EXERCISE BRIEF:
Locate every line that holds the string "object" and copy it.

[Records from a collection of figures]
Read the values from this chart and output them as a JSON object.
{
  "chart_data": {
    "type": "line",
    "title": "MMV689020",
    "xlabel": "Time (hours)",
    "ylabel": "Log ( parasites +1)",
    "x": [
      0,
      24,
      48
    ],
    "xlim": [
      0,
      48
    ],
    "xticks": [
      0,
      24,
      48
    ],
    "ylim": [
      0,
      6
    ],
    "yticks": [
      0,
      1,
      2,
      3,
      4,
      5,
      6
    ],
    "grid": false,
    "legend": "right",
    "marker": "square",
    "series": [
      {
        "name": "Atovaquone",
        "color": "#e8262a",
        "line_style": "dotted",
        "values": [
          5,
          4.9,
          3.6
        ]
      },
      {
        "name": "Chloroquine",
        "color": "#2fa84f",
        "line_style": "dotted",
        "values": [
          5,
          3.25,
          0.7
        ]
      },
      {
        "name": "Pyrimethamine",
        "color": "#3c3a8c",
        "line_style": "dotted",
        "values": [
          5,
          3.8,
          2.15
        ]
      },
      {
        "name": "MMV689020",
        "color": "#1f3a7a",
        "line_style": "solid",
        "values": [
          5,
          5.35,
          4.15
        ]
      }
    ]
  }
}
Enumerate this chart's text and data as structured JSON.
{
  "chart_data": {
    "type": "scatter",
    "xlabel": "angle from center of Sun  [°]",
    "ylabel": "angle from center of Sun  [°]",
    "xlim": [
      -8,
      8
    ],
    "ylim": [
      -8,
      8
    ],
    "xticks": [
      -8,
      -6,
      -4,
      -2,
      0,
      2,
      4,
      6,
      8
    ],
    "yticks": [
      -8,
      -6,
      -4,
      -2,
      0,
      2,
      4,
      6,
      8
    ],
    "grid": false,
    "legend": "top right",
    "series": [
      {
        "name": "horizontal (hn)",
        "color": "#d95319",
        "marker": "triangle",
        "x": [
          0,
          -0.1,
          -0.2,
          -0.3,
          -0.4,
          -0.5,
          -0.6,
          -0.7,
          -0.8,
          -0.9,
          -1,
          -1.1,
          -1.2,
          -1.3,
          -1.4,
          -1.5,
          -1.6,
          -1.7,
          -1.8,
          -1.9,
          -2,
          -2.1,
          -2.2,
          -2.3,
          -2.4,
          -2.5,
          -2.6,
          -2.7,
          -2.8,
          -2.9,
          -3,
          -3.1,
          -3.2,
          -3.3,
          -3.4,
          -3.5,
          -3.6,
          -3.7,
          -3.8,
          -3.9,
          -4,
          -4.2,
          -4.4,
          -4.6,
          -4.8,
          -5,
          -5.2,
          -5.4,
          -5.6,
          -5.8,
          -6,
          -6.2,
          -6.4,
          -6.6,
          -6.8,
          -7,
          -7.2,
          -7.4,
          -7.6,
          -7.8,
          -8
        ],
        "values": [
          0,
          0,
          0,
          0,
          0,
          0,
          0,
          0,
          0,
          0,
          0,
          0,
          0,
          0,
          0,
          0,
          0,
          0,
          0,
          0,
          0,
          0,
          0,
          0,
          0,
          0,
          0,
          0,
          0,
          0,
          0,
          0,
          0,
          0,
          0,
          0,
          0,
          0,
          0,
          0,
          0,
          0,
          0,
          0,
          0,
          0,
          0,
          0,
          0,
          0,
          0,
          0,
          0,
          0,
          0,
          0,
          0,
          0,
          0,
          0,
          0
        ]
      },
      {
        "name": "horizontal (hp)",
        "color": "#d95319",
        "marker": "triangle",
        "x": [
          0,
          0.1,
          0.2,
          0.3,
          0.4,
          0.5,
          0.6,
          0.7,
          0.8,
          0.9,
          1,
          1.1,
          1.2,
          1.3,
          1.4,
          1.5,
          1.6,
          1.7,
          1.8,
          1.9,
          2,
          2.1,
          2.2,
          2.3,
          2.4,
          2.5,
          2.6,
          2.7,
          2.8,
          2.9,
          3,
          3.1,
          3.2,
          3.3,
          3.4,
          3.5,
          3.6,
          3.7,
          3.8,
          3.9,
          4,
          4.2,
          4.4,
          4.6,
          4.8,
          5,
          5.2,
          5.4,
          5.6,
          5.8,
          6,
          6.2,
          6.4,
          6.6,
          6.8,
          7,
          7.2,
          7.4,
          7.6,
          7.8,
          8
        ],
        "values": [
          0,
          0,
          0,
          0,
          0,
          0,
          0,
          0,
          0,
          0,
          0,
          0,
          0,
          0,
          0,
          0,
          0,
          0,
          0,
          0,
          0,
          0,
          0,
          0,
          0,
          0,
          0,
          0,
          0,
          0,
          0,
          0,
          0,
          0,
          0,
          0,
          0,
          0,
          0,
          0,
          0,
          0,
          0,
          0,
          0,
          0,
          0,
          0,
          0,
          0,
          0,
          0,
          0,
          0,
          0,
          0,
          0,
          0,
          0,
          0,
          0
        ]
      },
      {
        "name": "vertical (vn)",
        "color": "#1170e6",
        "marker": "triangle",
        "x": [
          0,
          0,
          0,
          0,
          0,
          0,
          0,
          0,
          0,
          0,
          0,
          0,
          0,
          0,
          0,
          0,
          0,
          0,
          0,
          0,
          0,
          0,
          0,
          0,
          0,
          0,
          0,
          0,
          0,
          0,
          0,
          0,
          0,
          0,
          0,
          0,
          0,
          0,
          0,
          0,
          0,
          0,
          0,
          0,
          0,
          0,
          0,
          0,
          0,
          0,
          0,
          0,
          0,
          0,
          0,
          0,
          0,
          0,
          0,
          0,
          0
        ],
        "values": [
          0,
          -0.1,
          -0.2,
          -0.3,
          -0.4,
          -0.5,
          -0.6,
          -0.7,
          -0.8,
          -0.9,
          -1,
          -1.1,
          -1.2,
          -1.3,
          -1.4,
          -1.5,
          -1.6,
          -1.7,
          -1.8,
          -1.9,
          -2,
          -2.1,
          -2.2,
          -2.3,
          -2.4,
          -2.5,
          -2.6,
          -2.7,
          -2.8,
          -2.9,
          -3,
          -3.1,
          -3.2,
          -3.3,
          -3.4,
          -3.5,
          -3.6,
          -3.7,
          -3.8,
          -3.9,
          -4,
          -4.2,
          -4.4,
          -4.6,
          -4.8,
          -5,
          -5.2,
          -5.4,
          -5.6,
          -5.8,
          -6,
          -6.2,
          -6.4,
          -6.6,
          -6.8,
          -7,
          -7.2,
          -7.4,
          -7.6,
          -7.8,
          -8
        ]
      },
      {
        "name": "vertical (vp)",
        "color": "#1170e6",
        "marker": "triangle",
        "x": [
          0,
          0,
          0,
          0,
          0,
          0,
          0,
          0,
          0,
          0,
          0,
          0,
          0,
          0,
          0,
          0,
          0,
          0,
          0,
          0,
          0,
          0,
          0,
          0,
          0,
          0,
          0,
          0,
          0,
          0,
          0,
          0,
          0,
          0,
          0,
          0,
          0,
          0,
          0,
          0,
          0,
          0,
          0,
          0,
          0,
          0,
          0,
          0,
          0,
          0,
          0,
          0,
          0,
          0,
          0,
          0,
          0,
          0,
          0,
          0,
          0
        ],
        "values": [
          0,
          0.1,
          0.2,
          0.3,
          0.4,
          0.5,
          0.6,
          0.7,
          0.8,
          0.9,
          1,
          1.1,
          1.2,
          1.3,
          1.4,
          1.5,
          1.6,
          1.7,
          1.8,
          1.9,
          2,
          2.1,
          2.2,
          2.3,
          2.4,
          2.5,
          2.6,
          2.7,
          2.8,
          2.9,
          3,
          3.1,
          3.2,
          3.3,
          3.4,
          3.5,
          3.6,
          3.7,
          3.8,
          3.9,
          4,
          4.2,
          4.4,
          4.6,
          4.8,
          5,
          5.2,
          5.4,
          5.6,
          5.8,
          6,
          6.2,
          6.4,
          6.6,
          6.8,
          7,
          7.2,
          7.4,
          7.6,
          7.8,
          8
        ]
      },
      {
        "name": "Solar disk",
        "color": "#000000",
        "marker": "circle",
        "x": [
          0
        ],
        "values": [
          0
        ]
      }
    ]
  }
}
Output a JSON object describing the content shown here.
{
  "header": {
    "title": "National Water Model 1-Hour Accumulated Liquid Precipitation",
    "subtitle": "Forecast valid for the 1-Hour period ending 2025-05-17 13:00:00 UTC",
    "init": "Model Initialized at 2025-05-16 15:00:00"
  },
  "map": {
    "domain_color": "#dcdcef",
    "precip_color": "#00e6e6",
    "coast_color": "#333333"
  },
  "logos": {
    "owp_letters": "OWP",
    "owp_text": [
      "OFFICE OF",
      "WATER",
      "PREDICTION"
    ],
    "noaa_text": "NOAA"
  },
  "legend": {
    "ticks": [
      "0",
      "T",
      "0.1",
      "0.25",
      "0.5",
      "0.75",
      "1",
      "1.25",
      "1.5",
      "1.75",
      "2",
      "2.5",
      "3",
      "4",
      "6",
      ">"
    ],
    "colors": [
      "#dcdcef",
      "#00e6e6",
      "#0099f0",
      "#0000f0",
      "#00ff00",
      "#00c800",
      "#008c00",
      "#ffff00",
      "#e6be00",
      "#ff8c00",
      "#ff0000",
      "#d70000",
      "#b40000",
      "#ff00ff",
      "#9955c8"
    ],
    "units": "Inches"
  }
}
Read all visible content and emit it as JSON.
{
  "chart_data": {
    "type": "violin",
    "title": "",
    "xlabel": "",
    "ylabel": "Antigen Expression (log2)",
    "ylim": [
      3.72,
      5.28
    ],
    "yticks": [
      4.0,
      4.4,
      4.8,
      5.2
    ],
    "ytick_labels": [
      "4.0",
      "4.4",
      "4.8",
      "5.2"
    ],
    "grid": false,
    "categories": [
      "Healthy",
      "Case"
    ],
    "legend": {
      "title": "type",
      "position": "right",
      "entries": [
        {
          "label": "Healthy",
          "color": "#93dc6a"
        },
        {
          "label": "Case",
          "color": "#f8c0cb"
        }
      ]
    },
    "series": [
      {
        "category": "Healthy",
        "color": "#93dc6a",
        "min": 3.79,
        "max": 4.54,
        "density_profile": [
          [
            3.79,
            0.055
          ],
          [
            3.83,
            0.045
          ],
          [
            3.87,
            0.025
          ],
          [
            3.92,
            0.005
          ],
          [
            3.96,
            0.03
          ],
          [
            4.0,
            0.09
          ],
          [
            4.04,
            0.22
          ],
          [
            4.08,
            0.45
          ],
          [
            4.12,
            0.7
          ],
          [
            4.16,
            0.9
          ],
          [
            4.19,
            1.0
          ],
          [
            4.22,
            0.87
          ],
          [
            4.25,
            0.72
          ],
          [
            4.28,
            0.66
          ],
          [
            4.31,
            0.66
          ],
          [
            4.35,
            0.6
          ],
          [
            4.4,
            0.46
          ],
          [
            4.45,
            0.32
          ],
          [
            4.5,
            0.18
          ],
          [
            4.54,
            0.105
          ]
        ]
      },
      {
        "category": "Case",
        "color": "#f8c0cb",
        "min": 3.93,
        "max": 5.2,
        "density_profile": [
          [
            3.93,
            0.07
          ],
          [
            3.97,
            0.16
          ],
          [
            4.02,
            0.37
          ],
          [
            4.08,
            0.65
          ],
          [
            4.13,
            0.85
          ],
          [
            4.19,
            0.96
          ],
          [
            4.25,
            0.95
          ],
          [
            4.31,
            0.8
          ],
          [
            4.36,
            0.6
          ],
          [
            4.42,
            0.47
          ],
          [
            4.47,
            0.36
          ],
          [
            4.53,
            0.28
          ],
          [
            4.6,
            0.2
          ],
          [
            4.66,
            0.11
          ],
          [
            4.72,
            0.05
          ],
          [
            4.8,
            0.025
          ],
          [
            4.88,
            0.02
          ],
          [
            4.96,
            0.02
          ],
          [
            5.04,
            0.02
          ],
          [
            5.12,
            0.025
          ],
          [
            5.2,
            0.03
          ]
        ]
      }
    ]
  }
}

TASK RESULT:
Read the values from this chart and output them as a JSON object.
Output a JSON object describing the content shown here.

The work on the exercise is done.